- What the task asks -
Read through the records below and copy each line that uses the word "Fulton".

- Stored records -
****************************************

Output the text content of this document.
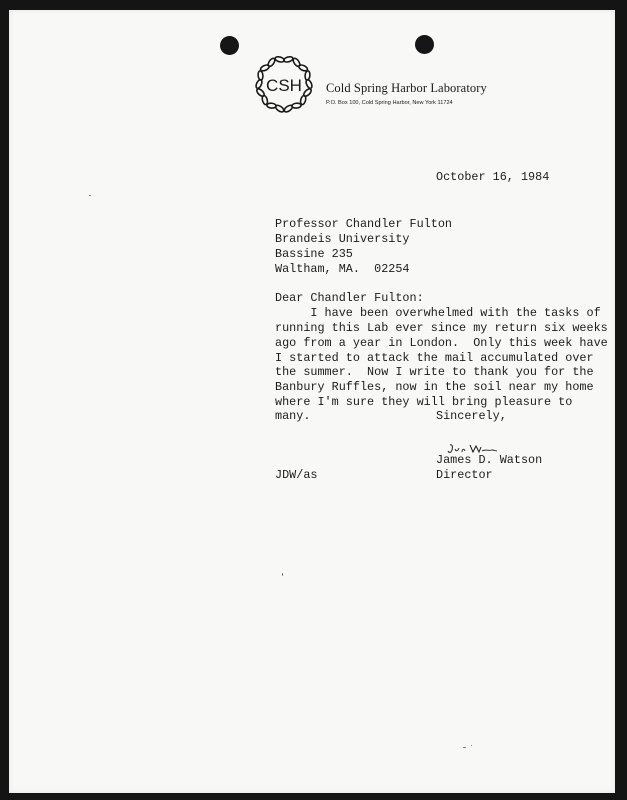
CSH Cold Spring Harbor Laboratory
P.O. Box 100, Cold Spring Harbor, New York 11724
October 16, 1984
Professor Chandler Fulton
Brandeis University
Bassine 235
Waltham, MA.  02254
Dear Chandler Fulton:
I have been overwhelmed with the tasks of
running this Lab ever since my return six weeks
ago from a year in London.  Only this week have
I started to attack the mail accumulated over
the summer.  Now I write to thank you for the
Banbury Ruffles, now in the soil near my home
where I'm sure they will bring pleasure to
many.	Sincerely,
James D. Watson
Director
JDW/as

****************************************

- In response -
Professor Chandler Fulton
Dear Chandler Fulton:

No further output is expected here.